[INSTRUCTIONS FOR THE TASK]
Reproduce the lines below word for word, leaving out the picture.
┌─ MATERIAL SHOWN
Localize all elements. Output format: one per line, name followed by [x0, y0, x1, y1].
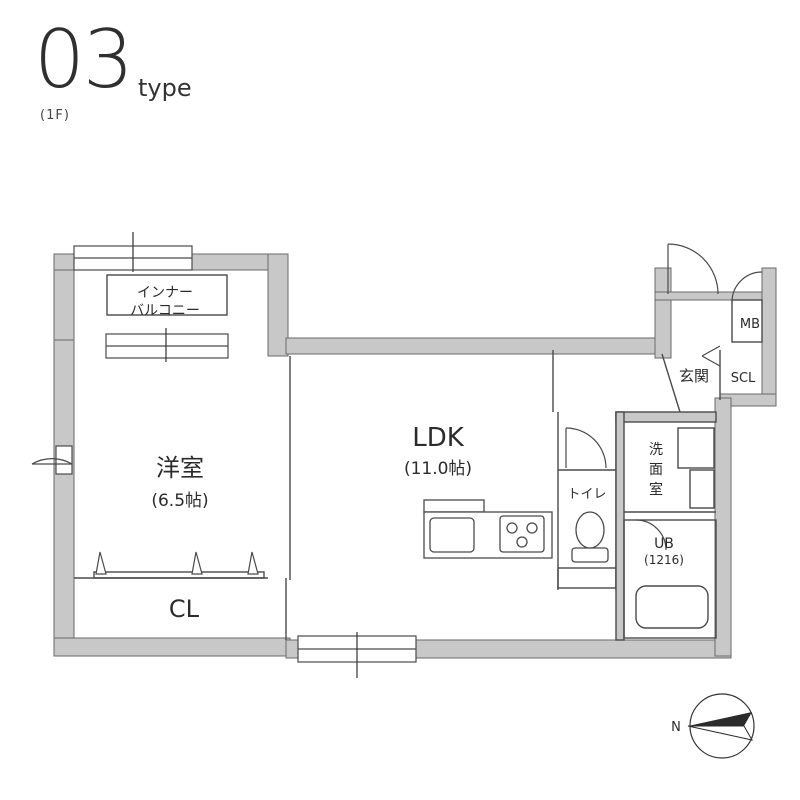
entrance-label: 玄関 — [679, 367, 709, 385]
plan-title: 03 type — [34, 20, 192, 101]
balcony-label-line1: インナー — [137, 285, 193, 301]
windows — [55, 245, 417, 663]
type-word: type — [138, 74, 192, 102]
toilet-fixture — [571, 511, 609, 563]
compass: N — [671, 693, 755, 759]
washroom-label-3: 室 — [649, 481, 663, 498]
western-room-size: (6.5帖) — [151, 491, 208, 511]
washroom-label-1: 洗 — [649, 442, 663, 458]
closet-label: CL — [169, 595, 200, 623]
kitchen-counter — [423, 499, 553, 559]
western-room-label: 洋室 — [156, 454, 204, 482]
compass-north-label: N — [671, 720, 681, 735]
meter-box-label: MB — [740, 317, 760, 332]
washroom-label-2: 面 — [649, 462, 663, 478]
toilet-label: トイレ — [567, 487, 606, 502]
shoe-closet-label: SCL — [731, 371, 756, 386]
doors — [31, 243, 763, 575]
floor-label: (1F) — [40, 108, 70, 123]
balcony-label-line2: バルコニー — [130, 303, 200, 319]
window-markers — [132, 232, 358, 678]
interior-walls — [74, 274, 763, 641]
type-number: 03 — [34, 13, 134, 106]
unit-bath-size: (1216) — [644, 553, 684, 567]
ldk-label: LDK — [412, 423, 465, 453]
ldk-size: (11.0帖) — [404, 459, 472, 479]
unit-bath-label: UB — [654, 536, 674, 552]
└─
[RIGHT ANSWER]
Localize all elements. Output format: one per line, name followed by [x0, y0, x1, y1].
entrance-label: 玄関 — [679, 367, 709, 385]
plan-title: 03 type — [34, 20, 192, 101]
balcony-label-line1: インナー — [137, 285, 193, 301]
windows — [55, 245, 417, 663]
type-word: type — [138, 74, 192, 102]
toilet-fixture — [571, 511, 609, 563]
compass: N — [671, 693, 755, 759]
washroom-label-3: 室 — [649, 481, 663, 498]
western-room-size: (6.5帖) — [151, 491, 208, 511]
washroom-label-1: 洗 — [649, 442, 663, 458]
closet-label: CL — [169, 595, 200, 623]
kitchen-counter — [423, 499, 553, 559]
western-room-label: 洋室 — [156, 454, 204, 482]
compass-north-label: N — [671, 720, 681, 735]
meter-box-label: MB — [740, 317, 760, 332]
washroom-label-2: 面 — [649, 462, 663, 478]
toilet-label: トイレ — [567, 487, 606, 502]
shoe-closet-label: SCL — [731, 371, 756, 386]
doors — [31, 243, 763, 575]
floor-label: (1F) — [40, 108, 70, 123]
balcony-label-line2: バルコニー — [130, 303, 200, 319]
window-markers — [132, 232, 358, 678]
interior-walls — [74, 274, 763, 641]
type-number: 03 — [34, 13, 134, 106]
unit-bath-size: (1216) — [644, 553, 684, 567]
ldk-label: LDK — [412, 423, 465, 453]
ldk-size: (11.0帖) — [404, 459, 472, 479]
unit-bath-label: UB — [654, 536, 674, 552]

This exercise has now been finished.